▸ **What is being asked**
Reproduce the following entries verbatim, from the line with "caption-central-green-spine: Central Green" up to and including the line with "pocket-park-label-c3: Pocket Park".
+++ Supplied data +++
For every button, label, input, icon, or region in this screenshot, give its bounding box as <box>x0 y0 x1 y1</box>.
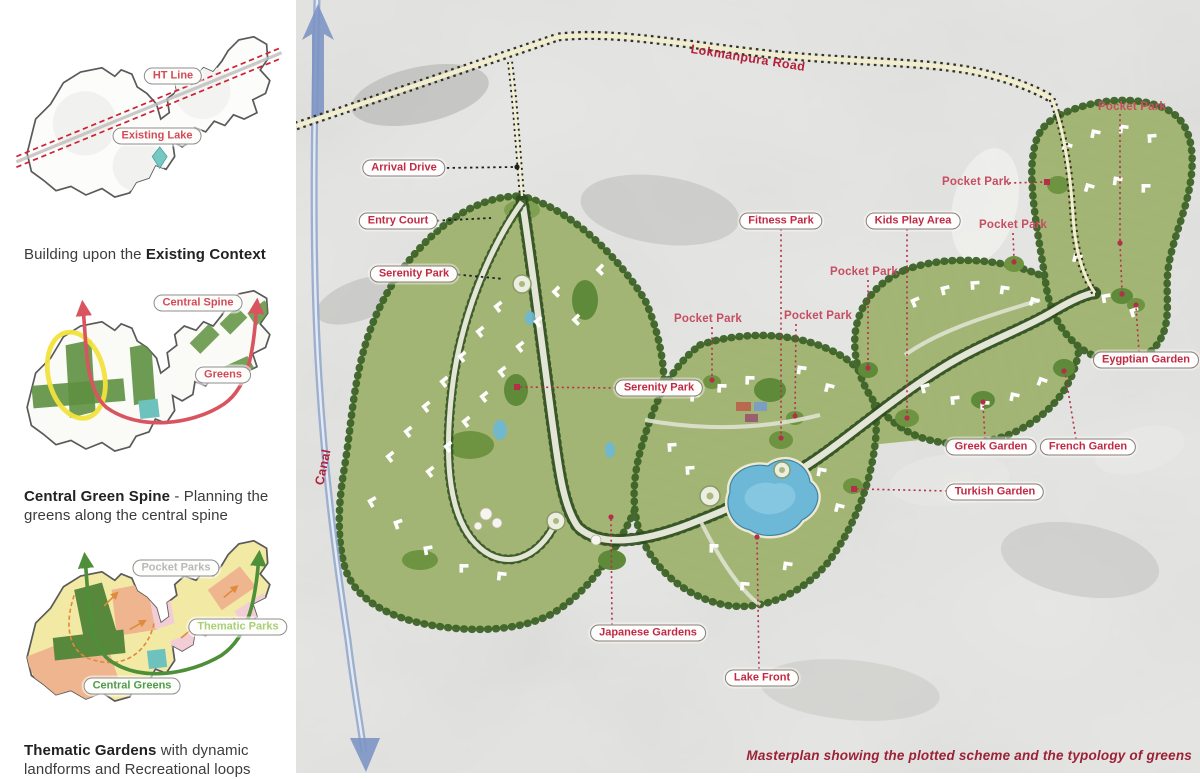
caption-central-green-spine: Central Green Spine - Planning the green… <box>24 487 286 525</box>
central-spine-label: Central Spine <box>154 295 243 312</box>
japanese-gardens-label: Japanese Gardens <box>590 625 706 642</box>
existing-context-diagram <box>10 24 288 212</box>
caption-existing-context: Building upon the Existing Context <box>24 245 286 264</box>
pocket-park-label-c3: Pocket Park <box>784 310 852 322</box>
pocket-park-label-c1: Pocket Park <box>830 266 898 278</box>
figure-existing-context: HT Line Existing Lake <box>10 24 288 212</box>
pocket-park-label-e1: Pocket Park <box>942 176 1010 188</box>
turkish-garden-label: Turkish Garden <box>946 484 1044 501</box>
existing-lake-label: Existing Lake <box>113 128 202 145</box>
figure-central-green-spine: Central Spine Greens <box>10 278 288 466</box>
caption-thematic-gardens: Thematic Gardens with dynamic landforms … <box>24 741 286 779</box>
thematic-parks-label: Thematic Parks <box>188 619 287 636</box>
lake-front-label: Lake Front <box>725 670 799 687</box>
greek-garden-label: Greek Garden <box>946 439 1037 456</box>
masterplan-graphic <box>296 0 1200 773</box>
pocket-park-label-ne: Pocket Park <box>1098 101 1166 113</box>
french-garden-label: French Garden <box>1040 439 1136 456</box>
pocket-park-label-c2: Pocket Park <box>674 313 742 325</box>
central-greens-label: Central Greens <box>84 678 181 695</box>
ht-line-label: HT Line <box>144 68 202 85</box>
eygptian-garden-label: Eygptian Garden <box>1093 352 1199 369</box>
masterplan-board: HT Line Existing Lake Building upon the … <box>0 0 1200 773</box>
entry-court-label: Entry Court <box>359 213 438 230</box>
kids-play-area-label: Kids Play Area <box>866 213 961 230</box>
serenity-park-west-label: Serenity Park <box>370 266 458 283</box>
pocket-park-label-e2: Pocket Park <box>979 219 1047 231</box>
figure-thematic-gardens: Pocket Parks Thematic Parks Central Gree… <box>10 528 288 716</box>
arrival-drive-label: Arrival Drive <box>362 160 445 177</box>
map-caption: Masterplan showing the plotted scheme an… <box>746 748 1192 763</box>
greens-label: Greens <box>195 367 251 384</box>
serenity-park-central-label: Serenity Park <box>615 380 703 397</box>
fitness-park-label: Fitness Park <box>739 213 822 230</box>
pocket-parks-label: Pocket Parks <box>132 560 219 577</box>
sidebar: HT Line Existing Lake Building upon the … <box>0 0 296 773</box>
masterplan-map: Lokmanpura Road Canal Arrival Drive Entr… <box>296 0 1200 773</box>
+++
▸ **Response to the exercise**
caption-central-green-spine: Central Green Spine - Planning the green… <box>24 487 286 525</box>
central-spine-label: Central Spine <box>154 295 243 312</box>
japanese-gardens-label: Japanese Gardens <box>590 625 706 642</box>
existing-context-diagram <box>10 24 288 212</box>
caption-existing-context: Building upon the Existing Context <box>24 245 286 264</box>
pocket-park-label-c3: Pocket Park <box>784 310 852 322</box>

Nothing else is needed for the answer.